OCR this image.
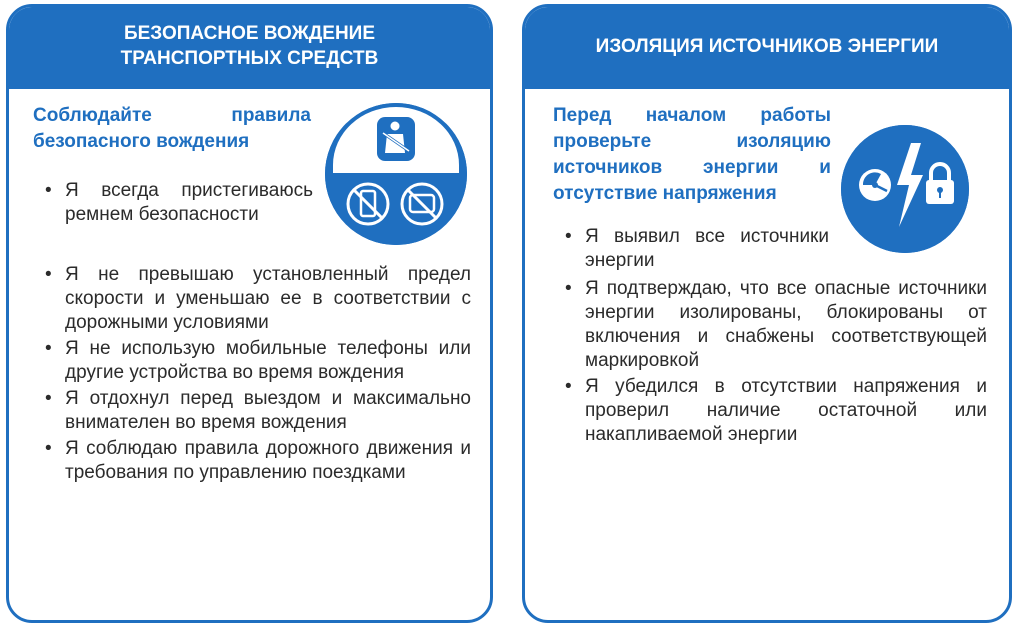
БЕЗОПАСНОЕ ВОЖДЕНИЕ
ТРАНСПОРТНЫХ СРЕДСТВ
Соблюдайте правила безопасного вождения
• Я всегда пристегиваюсь ремнем безопасности
• Я не превышаю установленный предел скорости и уменьшаю ее в соответствии с дорожными условиями
• Я не использую мобильные телефоны или другие устройства во время вождения
• Я отдохнул перед выездом и максимально внимателен во время вождения
• Я соблюдаю правила дорожного движения и требования по управлению поездками
ИЗОЛЯЦИЯ ИСТОЧНИКОВ ЭНЕРГИИ
Перед началом работы проверьте изоляцию источников энергии и отсутствие напряжения
• Я выявил все источники энергии
• Я подтверждаю, что все опасные источники энергии изолированы, блокированы от включения и снабжены соответствующей маркировкой
• Я убедился в отсутствии напряжения и проверил наличие остаточной или накапливаемой энергии
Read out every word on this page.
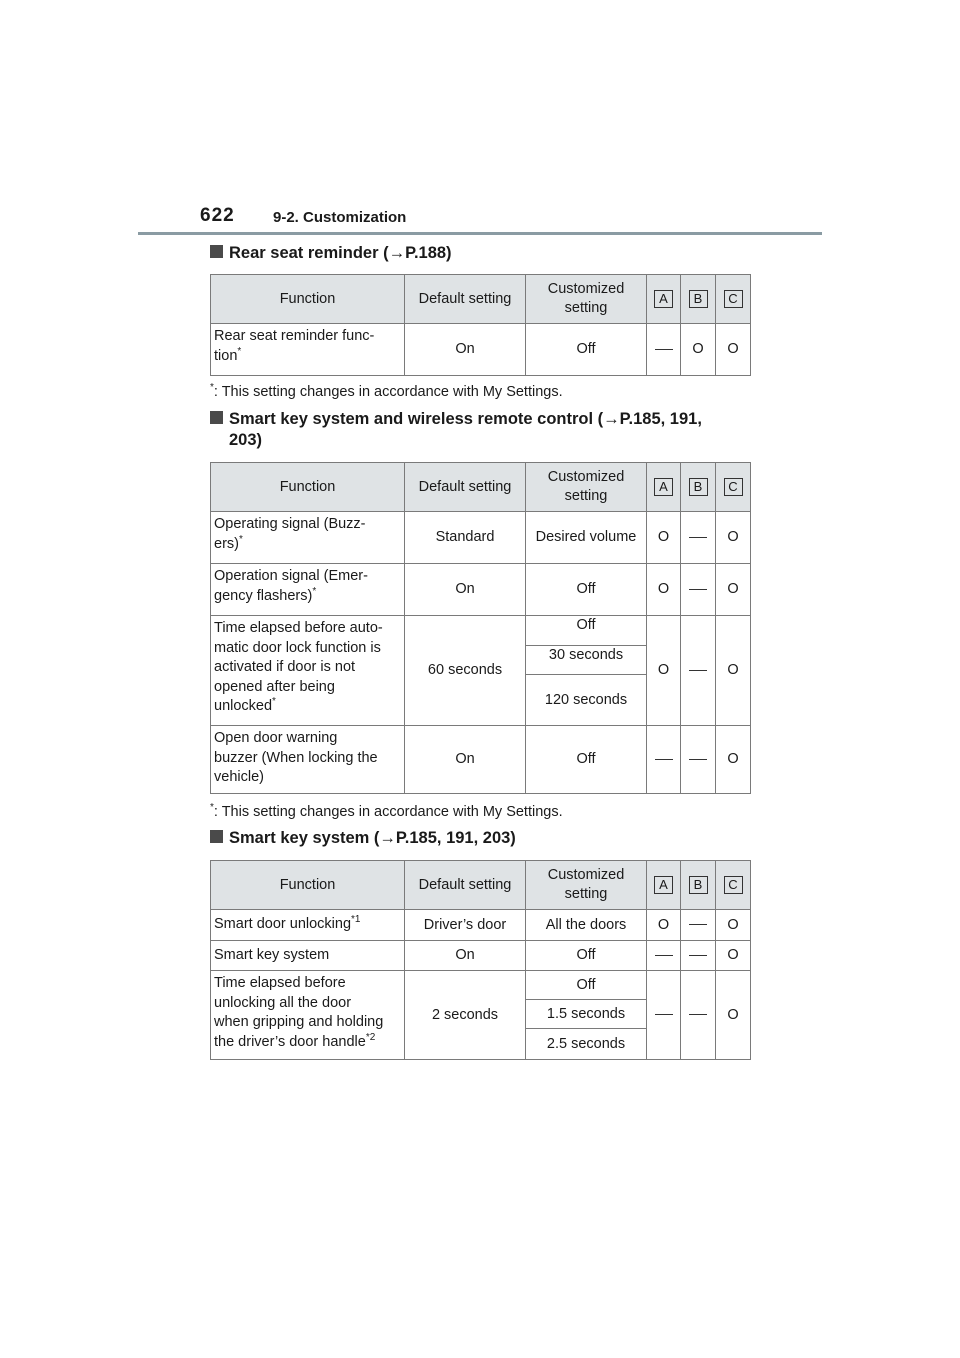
622	9-2. Customization
Rear seat reminder (→P.188)
Function	Default setting	Customized setting	A	B	C
Rear seat reminder func-
tion*	On	Off		O	O
*: This setting changes in accordance with My Settings.
Smart key system and wireless remote control (→P.185, 191,
203)
Function	Default setting	Customized setting	A	B	C
Operating signal (Buzz-
ers)*	Standard	Desired volume	O		O
Operation signal (Emer-
gency flashers)*	On	Off	O		O
Time elapsed before auto-
matic door lock function is
activated if door is not
opened after being
unlocked*	60 seconds	Off	O		O
		30 seconds			
		120 seconds			
Open door warning
buzzer (When locking the
vehicle)	On	Off			O
*: This setting changes in accordance with My Settings.
Smart key system (→P.185, 191, 203)
Function	Default setting	Customized setting	A	B	C
Smart door unlocking$^{*1}$	Driver’s door	All the doors	O		O
Smart key system	On	Off			O
Time elapsed before
unlocking all the door
when gripping and holding
the driver’s door handle$^{*2}$	2 seconds	Off			O
		1.5 seconds			
		2.5 seconds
***
• _Given task_
Your answer should be a single number: how many lines of the material contain the word "время".

• _Exercise output_
2